>> BEGIN

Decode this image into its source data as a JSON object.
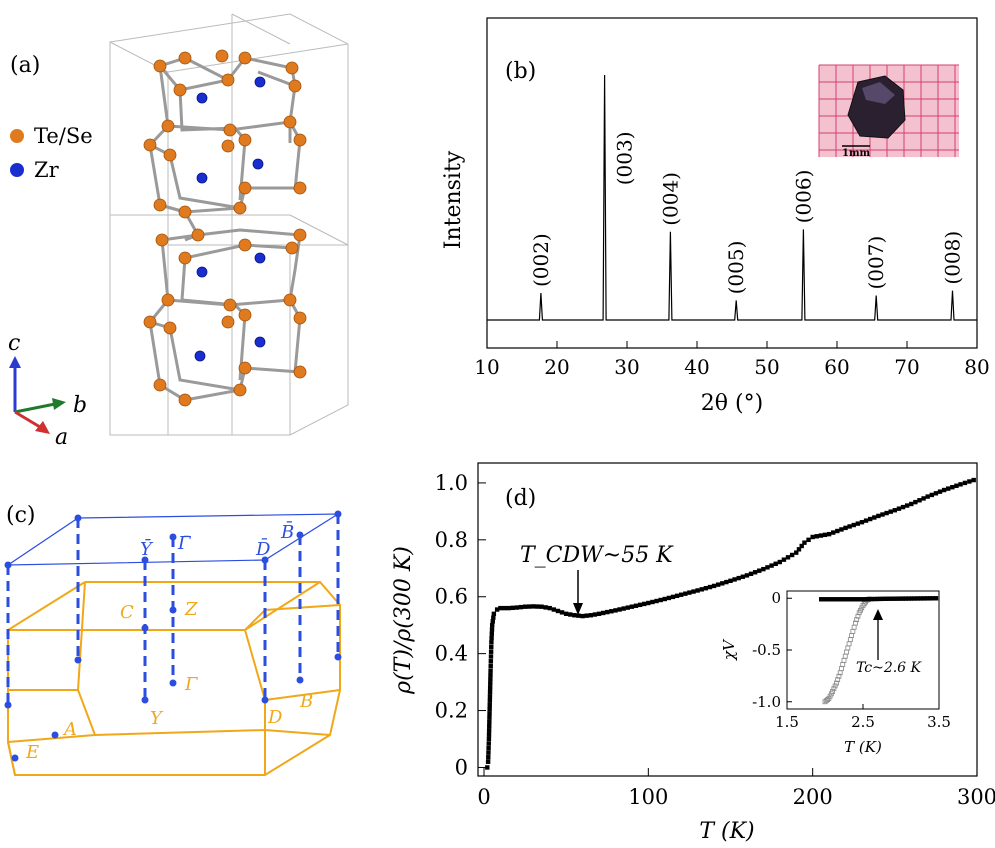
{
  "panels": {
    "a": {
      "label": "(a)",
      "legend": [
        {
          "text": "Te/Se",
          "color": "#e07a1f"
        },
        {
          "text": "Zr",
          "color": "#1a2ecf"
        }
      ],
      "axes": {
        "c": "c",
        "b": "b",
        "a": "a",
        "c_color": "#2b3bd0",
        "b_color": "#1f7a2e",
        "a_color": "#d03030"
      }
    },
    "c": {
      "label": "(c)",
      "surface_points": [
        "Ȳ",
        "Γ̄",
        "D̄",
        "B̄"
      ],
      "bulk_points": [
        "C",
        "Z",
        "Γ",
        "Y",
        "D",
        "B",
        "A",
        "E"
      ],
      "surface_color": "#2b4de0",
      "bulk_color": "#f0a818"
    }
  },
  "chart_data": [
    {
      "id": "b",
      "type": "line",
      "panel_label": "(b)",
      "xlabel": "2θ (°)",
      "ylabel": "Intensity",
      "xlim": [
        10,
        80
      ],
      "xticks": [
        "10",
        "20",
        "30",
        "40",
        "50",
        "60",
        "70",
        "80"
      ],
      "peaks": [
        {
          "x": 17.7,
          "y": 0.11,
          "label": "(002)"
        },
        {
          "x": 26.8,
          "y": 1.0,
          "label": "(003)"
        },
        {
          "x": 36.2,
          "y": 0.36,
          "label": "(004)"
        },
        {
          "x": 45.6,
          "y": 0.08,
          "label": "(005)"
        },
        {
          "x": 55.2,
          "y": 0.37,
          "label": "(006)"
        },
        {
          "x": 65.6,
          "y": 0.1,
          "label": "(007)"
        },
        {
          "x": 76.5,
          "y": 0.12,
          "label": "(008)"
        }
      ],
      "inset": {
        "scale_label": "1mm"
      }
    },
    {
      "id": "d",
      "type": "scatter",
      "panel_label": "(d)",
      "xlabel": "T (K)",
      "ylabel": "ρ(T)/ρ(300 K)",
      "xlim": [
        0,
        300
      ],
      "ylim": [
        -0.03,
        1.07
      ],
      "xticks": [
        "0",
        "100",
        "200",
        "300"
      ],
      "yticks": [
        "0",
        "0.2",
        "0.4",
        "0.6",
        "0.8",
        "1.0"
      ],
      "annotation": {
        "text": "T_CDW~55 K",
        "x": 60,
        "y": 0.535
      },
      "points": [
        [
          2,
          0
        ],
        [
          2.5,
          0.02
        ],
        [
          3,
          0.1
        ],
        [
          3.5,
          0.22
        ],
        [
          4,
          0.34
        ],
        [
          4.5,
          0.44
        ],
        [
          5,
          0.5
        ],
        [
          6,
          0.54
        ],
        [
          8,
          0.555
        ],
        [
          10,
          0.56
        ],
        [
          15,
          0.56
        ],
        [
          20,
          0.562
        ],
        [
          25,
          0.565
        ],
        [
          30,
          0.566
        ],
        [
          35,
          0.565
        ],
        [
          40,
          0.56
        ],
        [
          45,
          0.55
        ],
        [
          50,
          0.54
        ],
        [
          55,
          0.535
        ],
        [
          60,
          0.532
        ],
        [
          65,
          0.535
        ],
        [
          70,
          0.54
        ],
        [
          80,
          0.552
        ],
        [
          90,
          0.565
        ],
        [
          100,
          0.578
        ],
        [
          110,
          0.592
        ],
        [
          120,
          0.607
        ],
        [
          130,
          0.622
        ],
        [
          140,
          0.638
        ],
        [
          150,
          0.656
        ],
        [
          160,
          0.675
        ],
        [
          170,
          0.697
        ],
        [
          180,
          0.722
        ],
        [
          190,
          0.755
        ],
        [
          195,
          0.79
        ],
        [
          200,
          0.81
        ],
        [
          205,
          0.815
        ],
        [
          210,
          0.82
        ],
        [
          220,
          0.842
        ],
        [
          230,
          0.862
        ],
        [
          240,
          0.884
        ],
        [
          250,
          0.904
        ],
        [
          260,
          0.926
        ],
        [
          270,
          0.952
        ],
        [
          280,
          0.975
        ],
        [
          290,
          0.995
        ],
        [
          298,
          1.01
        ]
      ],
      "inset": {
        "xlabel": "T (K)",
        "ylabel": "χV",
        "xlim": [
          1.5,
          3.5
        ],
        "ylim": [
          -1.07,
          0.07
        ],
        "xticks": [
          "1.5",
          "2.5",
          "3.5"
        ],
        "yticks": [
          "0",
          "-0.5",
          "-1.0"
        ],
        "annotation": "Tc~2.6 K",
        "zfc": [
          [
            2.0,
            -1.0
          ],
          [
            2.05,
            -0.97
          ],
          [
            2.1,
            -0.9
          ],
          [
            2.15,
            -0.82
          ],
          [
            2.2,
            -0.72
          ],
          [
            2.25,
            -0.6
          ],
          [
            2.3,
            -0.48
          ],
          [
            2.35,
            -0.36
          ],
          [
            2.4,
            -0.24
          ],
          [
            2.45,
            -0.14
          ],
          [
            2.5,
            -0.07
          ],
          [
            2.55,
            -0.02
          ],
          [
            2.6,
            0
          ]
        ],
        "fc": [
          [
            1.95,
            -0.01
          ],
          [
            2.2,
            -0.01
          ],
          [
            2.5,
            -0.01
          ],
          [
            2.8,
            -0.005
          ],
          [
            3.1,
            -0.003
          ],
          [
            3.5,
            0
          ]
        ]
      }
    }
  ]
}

>> END
>> BEGIN

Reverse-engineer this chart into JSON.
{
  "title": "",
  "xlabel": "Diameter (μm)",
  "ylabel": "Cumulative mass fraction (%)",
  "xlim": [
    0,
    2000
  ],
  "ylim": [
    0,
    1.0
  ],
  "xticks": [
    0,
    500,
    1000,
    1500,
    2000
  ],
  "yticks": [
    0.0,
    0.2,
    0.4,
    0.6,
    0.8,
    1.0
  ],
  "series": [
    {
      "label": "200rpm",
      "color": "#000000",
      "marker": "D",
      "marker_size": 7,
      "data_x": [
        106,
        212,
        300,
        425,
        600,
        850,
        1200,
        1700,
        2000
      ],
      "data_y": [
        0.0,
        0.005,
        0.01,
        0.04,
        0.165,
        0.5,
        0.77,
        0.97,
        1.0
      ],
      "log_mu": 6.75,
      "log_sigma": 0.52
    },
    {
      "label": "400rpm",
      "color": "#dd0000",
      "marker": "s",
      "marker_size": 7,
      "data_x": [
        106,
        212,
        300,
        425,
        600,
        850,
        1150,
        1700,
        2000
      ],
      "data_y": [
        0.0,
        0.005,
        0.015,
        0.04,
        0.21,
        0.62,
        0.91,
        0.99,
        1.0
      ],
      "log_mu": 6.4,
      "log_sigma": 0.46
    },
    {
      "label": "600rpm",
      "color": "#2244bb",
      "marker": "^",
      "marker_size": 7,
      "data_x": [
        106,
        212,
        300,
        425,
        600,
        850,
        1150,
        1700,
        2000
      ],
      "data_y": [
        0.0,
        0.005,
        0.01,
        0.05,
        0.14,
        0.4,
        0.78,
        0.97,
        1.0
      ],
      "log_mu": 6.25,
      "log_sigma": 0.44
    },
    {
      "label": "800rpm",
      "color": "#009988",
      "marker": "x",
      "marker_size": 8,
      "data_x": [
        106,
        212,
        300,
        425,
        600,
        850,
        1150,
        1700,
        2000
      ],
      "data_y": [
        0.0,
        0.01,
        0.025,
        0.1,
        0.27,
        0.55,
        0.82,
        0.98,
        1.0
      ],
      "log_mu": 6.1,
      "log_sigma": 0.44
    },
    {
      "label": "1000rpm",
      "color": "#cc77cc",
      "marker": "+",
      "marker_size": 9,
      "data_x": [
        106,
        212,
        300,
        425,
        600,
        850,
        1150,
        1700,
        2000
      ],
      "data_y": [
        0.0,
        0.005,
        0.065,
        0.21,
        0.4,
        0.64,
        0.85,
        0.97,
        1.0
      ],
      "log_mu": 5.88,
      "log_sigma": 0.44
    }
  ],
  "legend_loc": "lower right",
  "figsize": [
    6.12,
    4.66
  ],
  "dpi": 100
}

>> END

WHAT IS NEEDED:
Check every line of the data, and copy the ones that contain "this".

FINAL RESULT:
Decode this image into its source data as a JSON object.
Reverse-engineer this chart into JSON.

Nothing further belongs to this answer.